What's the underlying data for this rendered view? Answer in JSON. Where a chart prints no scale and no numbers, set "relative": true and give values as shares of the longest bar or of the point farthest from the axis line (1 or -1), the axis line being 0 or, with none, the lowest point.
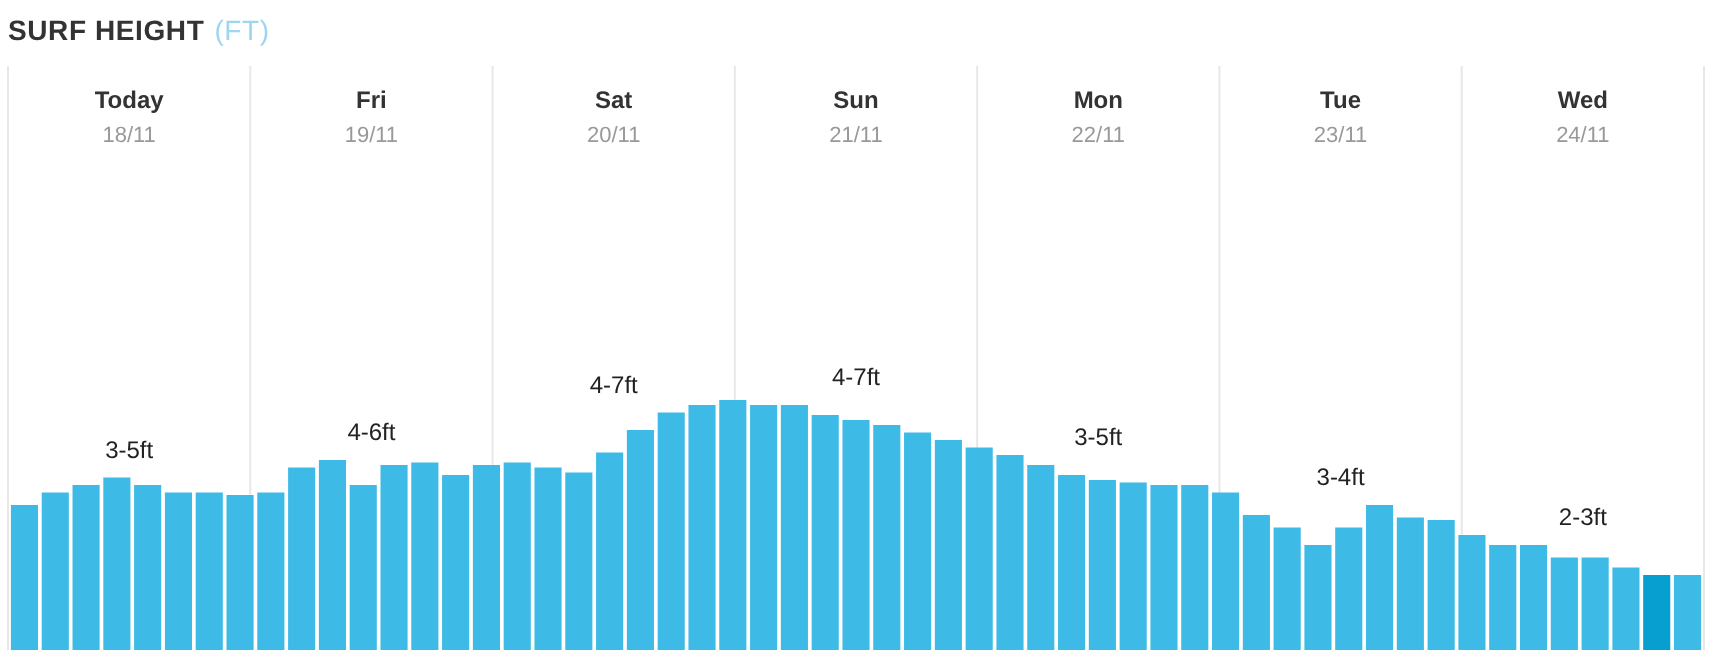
{
  "chart_data": {
    "type": "bar",
    "title": "SURF HEIGHT",
    "subtitle": "(FT)",
    "relative": true,
    "grid": "x",
    "categories": [
      null,
      null,
      null,
      null,
      null,
      null,
      null,
      null,
      null,
      null,
      null,
      null,
      null,
      null,
      null,
      null,
      null,
      null,
      null,
      null,
      null,
      null,
      null,
      null,
      null,
      null,
      null,
      null,
      null,
      null,
      null,
      null,
      null,
      null,
      null,
      null,
      null,
      null,
      null,
      null,
      null,
      null,
      null,
      null,
      null,
      null,
      null,
      null,
      null,
      null,
      null,
      null,
      null,
      null,
      null
    ],
    "values": [
      0.58,
      0.63,
      0.66,
      0.69,
      0.66,
      0.63,
      0.63,
      0.62,
      0.63,
      0.73,
      0.76,
      0.66,
      0.74,
      0.75,
      0.7,
      0.74,
      0.75,
      0.73,
      0.71,
      0.79,
      0.88,
      0.95,
      0.98,
      1,
      0.98,
      0.98,
      0.94,
      0.92,
      0.9,
      0.87,
      0.84,
      0.81,
      0.78,
      0.74,
      0.7,
      0.68,
      0.67,
      0.66,
      0.66,
      0.63,
      0.54,
      0.49,
      0.42,
      0.49,
      0.58,
      0.53,
      0.52,
      0.46,
      0.42,
      0.42,
      0.37,
      0.37,
      0.33,
      0.3,
      0.3
    ],
    "colors": [
      "#3dbae6",
      "#3dbae6",
      "#3dbae6",
      "#3dbae6",
      "#3dbae6",
      "#3dbae6",
      "#3dbae6",
      "#3dbae6",
      "#3dbae6",
      "#3dbae6",
      "#3dbae6",
      "#3dbae6",
      "#3dbae6",
      "#3dbae6",
      "#3dbae6",
      "#3dbae6",
      "#3dbae6",
      "#3dbae6",
      "#3dbae6",
      "#3dbae6",
      "#3dbae6",
      "#3dbae6",
      "#3dbae6",
      "#3dbae6",
      "#3dbae6",
      "#3dbae6",
      "#3dbae6",
      "#3dbae6",
      "#3dbae6",
      "#3dbae6",
      "#3dbae6",
      "#3dbae6",
      "#3dbae6",
      "#3dbae6",
      "#3dbae6",
      "#3dbae6",
      "#3dbae6",
      "#3dbae6",
      "#3dbae6",
      "#3dbae6",
      "#3dbae6",
      "#3dbae6",
      "#3dbae6",
      "#3dbae6",
      "#3dbae6",
      "#3dbae6",
      "#3dbae6",
      "#3dbae6",
      "#3dbae6",
      "#3dbae6",
      "#3dbae6",
      "#3dbae6",
      "#3dbae6",
      "#069fcf",
      "#3dbae6"
    ],
    "annotations": [
      "Today",
      "18/11",
      "3-5ft",
      "Fri",
      "19/11",
      "4-6ft",
      "Sat",
      "20/11",
      "4-7ft",
      "Sun",
      "21/11",
      "4-7ft",
      "Mon",
      "22/11",
      "3-5ft",
      "Tue",
      "23/11",
      "3-4ft",
      "Wed",
      "24/11",
      "2-3ft"
    ]
  }
}
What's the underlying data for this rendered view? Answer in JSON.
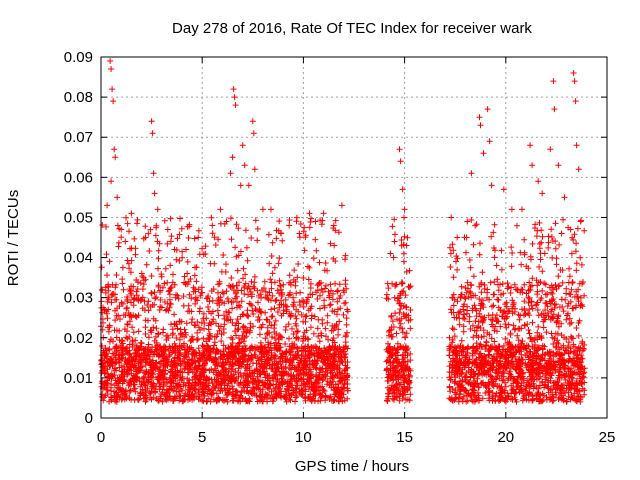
{
  "chart_data": {
    "type": "scatter",
    "title": "Day 278 of 2016, Rate Of TEC Index for receiver wark",
    "xlabel": "GPS time / hours",
    "ylabel": "ROTI / TECUs",
    "xlim": [
      0,
      25
    ],
    "ylim": [
      0,
      0.09
    ],
    "xticks": [
      0,
      5,
      10,
      15,
      20,
      25
    ],
    "xtick_labels": [
      "0",
      "5",
      "10",
      "15",
      "20",
      "25"
    ],
    "yticks": [
      0,
      0.01,
      0.02,
      0.03,
      0.04,
      0.05,
      0.06,
      0.07,
      0.08,
      0.09
    ],
    "ytick_labels": [
      "0",
      "0.01",
      "0.02",
      "0.03",
      "0.04",
      "0.05",
      "0.06",
      "0.07",
      "0.08",
      "0.09"
    ],
    "grid": true,
    "marker": "+",
    "color": "#ff0000",
    "data_segments_hours": [
      [
        0,
        12.2
      ],
      [
        14.1,
        15.3
      ],
      [
        17.2,
        23.9
      ]
    ],
    "series": [
      {
        "name": "ROTI",
        "points": [
          [
            0.3,
            0.053
          ],
          [
            0.45,
            0.089
          ],
          [
            0.5,
            0.087
          ],
          [
            0.55,
            0.082
          ],
          [
            0.6,
            0.079
          ],
          [
            0.65,
            0.067
          ],
          [
            0.7,
            0.065
          ],
          [
            0.5,
            0.059
          ],
          [
            0.8,
            0.055
          ],
          [
            1.0,
            0.047
          ],
          [
            1.2,
            0.044
          ],
          [
            1.5,
            0.051
          ],
          [
            2.2,
            0.045
          ],
          [
            2.5,
            0.074
          ],
          [
            2.55,
            0.071
          ],
          [
            2.6,
            0.061
          ],
          [
            2.65,
            0.056
          ],
          [
            2.8,
            0.052
          ],
          [
            3.3,
            0.047
          ],
          [
            4.2,
            0.042
          ],
          [
            4.8,
            0.045
          ],
          [
            5.5,
            0.048
          ],
          [
            5.9,
            0.052
          ],
          [
            6.2,
            0.049
          ],
          [
            6.4,
            0.061
          ],
          [
            6.5,
            0.065
          ],
          [
            6.55,
            0.082
          ],
          [
            6.6,
            0.08
          ],
          [
            6.65,
            0.078
          ],
          [
            6.9,
            0.058
          ],
          [
            7.0,
            0.068
          ],
          [
            7.1,
            0.063
          ],
          [
            7.3,
            0.058
          ],
          [
            7.5,
            0.074
          ],
          [
            7.55,
            0.071
          ],
          [
            7.6,
            0.062
          ],
          [
            8.0,
            0.052
          ],
          [
            8.4,
            0.052
          ],
          [
            8.9,
            0.046
          ],
          [
            9.3,
            0.048
          ],
          [
            9.8,
            0.046
          ],
          [
            10.3,
            0.051
          ],
          [
            10.6,
            0.049
          ],
          [
            11.0,
            0.051
          ],
          [
            11.5,
            0.048
          ],
          [
            11.9,
            0.053
          ],
          [
            14.3,
            0.041
          ],
          [
            14.5,
            0.044
          ],
          [
            14.75,
            0.067
          ],
          [
            14.8,
            0.064
          ],
          [
            14.9,
            0.057
          ],
          [
            15.0,
            0.052
          ],
          [
            15.1,
            0.043
          ],
          [
            17.6,
            0.045
          ],
          [
            18.1,
            0.049
          ],
          [
            18.3,
            0.061
          ],
          [
            18.7,
            0.075
          ],
          [
            18.75,
            0.073
          ],
          [
            18.9,
            0.066
          ],
          [
            19.1,
            0.077
          ],
          [
            19.2,
            0.069
          ],
          [
            19.3,
            0.058
          ],
          [
            19.9,
            0.057
          ],
          [
            20.3,
            0.052
          ],
          [
            20.8,
            0.052
          ],
          [
            21.2,
            0.068
          ],
          [
            21.3,
            0.063
          ],
          [
            21.6,
            0.059
          ],
          [
            21.8,
            0.056
          ],
          [
            22.2,
            0.067
          ],
          [
            22.35,
            0.084
          ],
          [
            22.4,
            0.077
          ],
          [
            22.6,
            0.063
          ],
          [
            22.9,
            0.055
          ],
          [
            23.2,
            0.047
          ],
          [
            23.35,
            0.086
          ],
          [
            23.4,
            0.084
          ],
          [
            23.45,
            0.079
          ],
          [
            23.5,
            0.068
          ],
          [
            23.6,
            0.062
          ],
          [
            23.7,
            0.049
          ]
        ]
      }
    ]
  }
}
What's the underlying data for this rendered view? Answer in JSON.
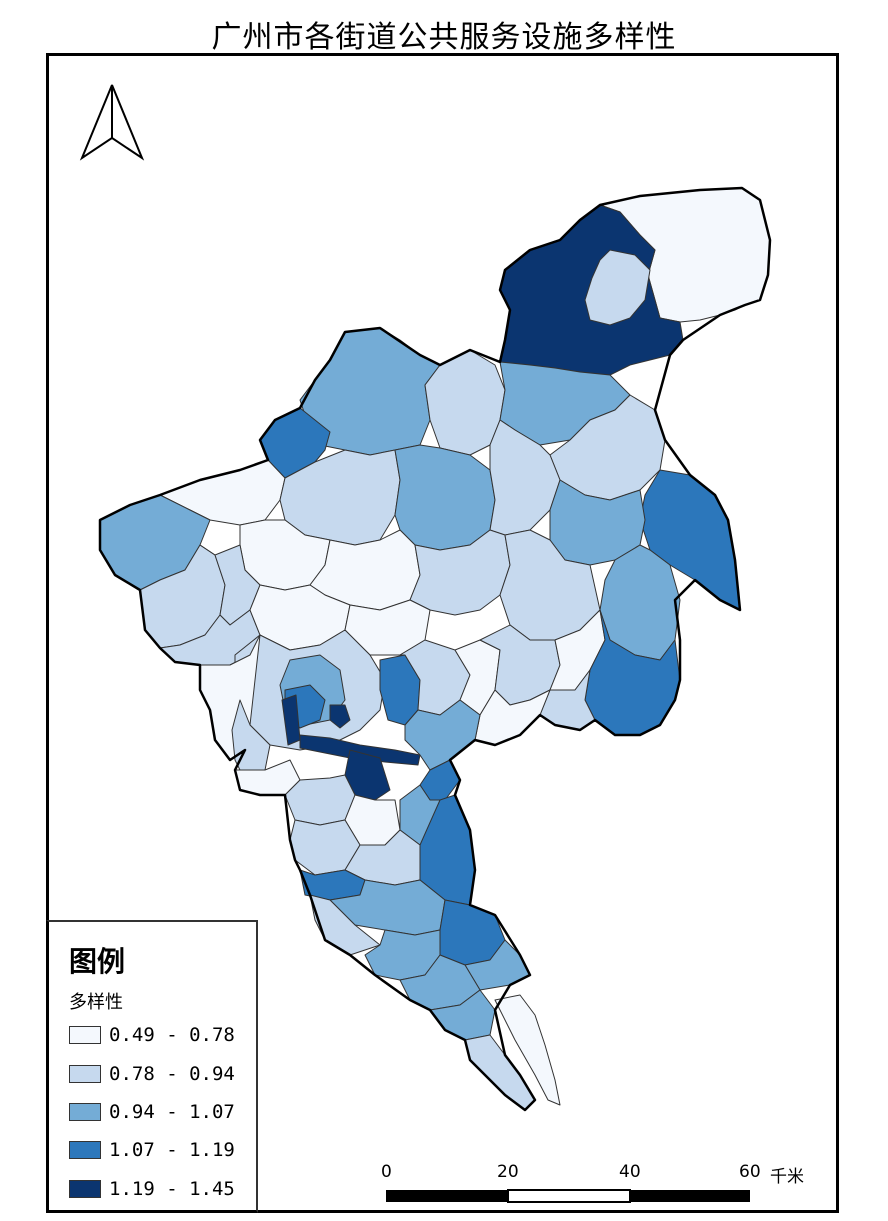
{
  "title": "广州市各街道公共服务设施多样性",
  "legend": {
    "heading": "图例",
    "field": "多样性",
    "classes": [
      {
        "label": "0.49 - 0.78",
        "color": "#f4f8fd"
      },
      {
        "label": "0.78 - 0.94",
        "color": "#c6d9ee"
      },
      {
        "label": "0.94 - 1.07",
        "color": "#74acd6"
      },
      {
        "label": "1.07 - 1.19",
        "color": "#2c77bb"
      },
      {
        "label": "1.19 - 1.45",
        "color": "#0b3570"
      }
    ]
  },
  "scale": {
    "ticks": [
      "0",
      "20",
      "40",
      "60"
    ],
    "unit": "千米"
  },
  "north_arrow": "north-arrow-icon"
}
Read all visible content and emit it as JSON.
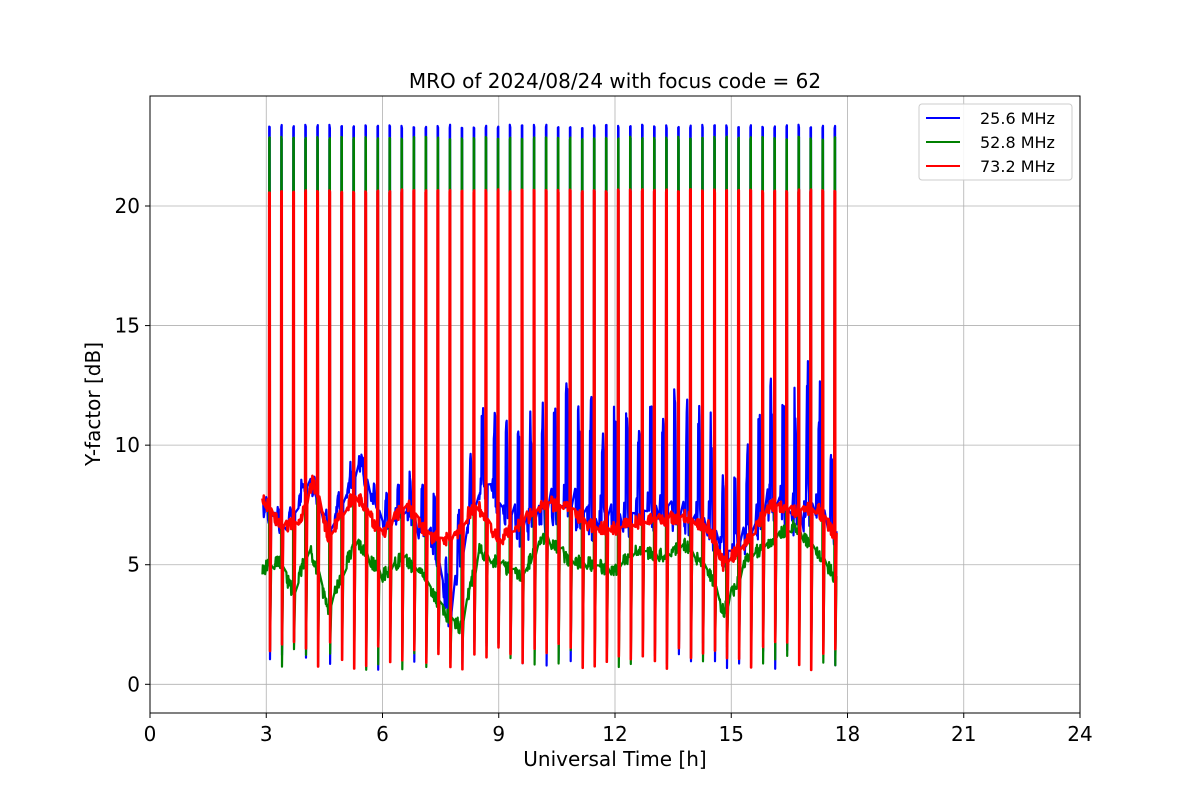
{
  "chart_data": {
    "type": "line",
    "title": "MRO of 2024/08/24 with focus code = 62",
    "xlabel": "Universal Time [h]",
    "ylabel": "Y-factor [dB]",
    "xlim": [
      0,
      24
    ],
    "ylim": [
      -1.2,
      24.6
    ],
    "x_ticks": [
      0,
      3,
      6,
      9,
      12,
      15,
      18,
      21,
      24
    ],
    "y_ticks": [
      0,
      5,
      10,
      15,
      20
    ],
    "grid": true,
    "legend_position": "top-right",
    "data_start_hour": 2.9,
    "data_end_hour": 17.8,
    "spike_count": 48,
    "series": [
      {
        "name": "25.6 MHz",
        "color": "#0000ff",
        "spike_peak": 23.4,
        "baseline_x": [
          2.9,
          3.5,
          4.1,
          4.6,
          5.4,
          6.0,
          6.6,
          7.3,
          7.7,
          8.2,
          8.6,
          9.0,
          9.6,
          10.2,
          10.8,
          11.4,
          12.0,
          12.6,
          13.2,
          13.8,
          14.4,
          14.8,
          15.4,
          16.0,
          16.6,
          17.2,
          17.8
        ],
        "baseline_y": [
          7.3,
          6.5,
          8.6,
          6.4,
          9.2,
          6.7,
          7.2,
          6.0,
          2.8,
          6.8,
          8.5,
          7.5,
          6.6,
          7.3,
          7.5,
          6.9,
          7.1,
          7.2,
          7.6,
          6.8,
          7.0,
          5.5,
          6.2,
          7.5,
          7.2,
          7.7,
          6.0
        ],
        "oscillation_amplitude": [
          0.5,
          0.5,
          0.6,
          0.5,
          0.6,
          0.8,
          1.6,
          2.3,
          2.0,
          2.5,
          3.0,
          3.6,
          4.2,
          4.5,
          4.6,
          4.5,
          4.3,
          4.2,
          4.4,
          4.8,
          4.5,
          3.0,
          3.6,
          4.8,
          4.7,
          5.5,
          1.0
        ]
      },
      {
        "name": "52.8 MHz",
        "color": "#008000",
        "spike_peak": 22.9,
        "baseline_x": [
          2.9,
          3.3,
          3.7,
          4.1,
          4.6,
          5.3,
          6.0,
          6.5,
          7.0,
          7.6,
          8.0,
          8.5,
          9.0,
          9.6,
          10.2,
          10.8,
          11.4,
          12.0,
          12.6,
          13.2,
          13.8,
          14.4,
          14.8,
          15.4,
          16.0,
          16.6,
          17.2,
          17.8
        ],
        "baseline_y": [
          4.8,
          5.2,
          3.8,
          5.8,
          3.2,
          6.0,
          4.5,
          5.3,
          4.6,
          3.0,
          2.4,
          5.6,
          5.0,
          4.6,
          6.2,
          5.2,
          5.0,
          4.8,
          5.6,
          5.4,
          5.8,
          4.8,
          3.0,
          5.2,
          6.0,
          6.6,
          5.6,
          4.2
        ],
        "oscillation_amplitude": [
          0.3,
          0.3,
          0.4,
          0.4,
          0.4,
          0.5,
          0.5,
          0.5,
          0.5,
          0.5,
          0.5,
          0.5,
          0.5,
          0.5,
          0.5,
          0.5,
          0.5,
          0.5,
          0.5,
          0.5,
          0.5,
          0.5,
          0.5,
          0.5,
          0.5,
          0.5,
          0.5,
          0.4
        ]
      },
      {
        "name": "73.2 MHz",
        "color": "#ff0000",
        "spike_peak": 20.7,
        "baseline_x": [
          2.9,
          3.4,
          3.9,
          4.2,
          4.6,
          5.3,
          6.0,
          6.6,
          7.2,
          7.8,
          8.4,
          9.0,
          9.6,
          10.2,
          10.8,
          11.4,
          12.0,
          12.6,
          13.2,
          13.8,
          14.4,
          14.8,
          15.4,
          16.0,
          16.6,
          17.2,
          17.8
        ],
        "baseline_y": [
          7.8,
          6.5,
          7.0,
          8.5,
          6.2,
          8.0,
          6.2,
          7.6,
          6.2,
          6.0,
          7.6,
          6.0,
          6.8,
          7.6,
          7.4,
          6.6,
          6.5,
          6.8,
          6.9,
          7.0,
          6.6,
          5.0,
          6.0,
          7.5,
          7.2,
          7.4,
          6.0
        ],
        "oscillation_amplitude": [
          0.3,
          0.3,
          0.3,
          0.3,
          0.3,
          0.3,
          0.3,
          0.3,
          0.3,
          0.3,
          0.3,
          0.3,
          0.3,
          0.3,
          0.3,
          0.3,
          0.3,
          0.3,
          0.3,
          0.3,
          0.3,
          0.3,
          0.3,
          0.3,
          0.3,
          0.3,
          0.3
        ]
      }
    ]
  }
}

◇ ◇ ◇

CHALLENGE: Identify the lines of the entries containing the string "relative". Copy each such line.

COMPLETE ANSWER:
What's the underlying data for this rendered view? Answer in JSON. Where a chart prints no scale and no numbers, set "relative": true and give values as shares of the longest bar or of the point farthest from the axis line (1 or -1), the axis line being 0 or, with none, the lowest point.
    "relative": true,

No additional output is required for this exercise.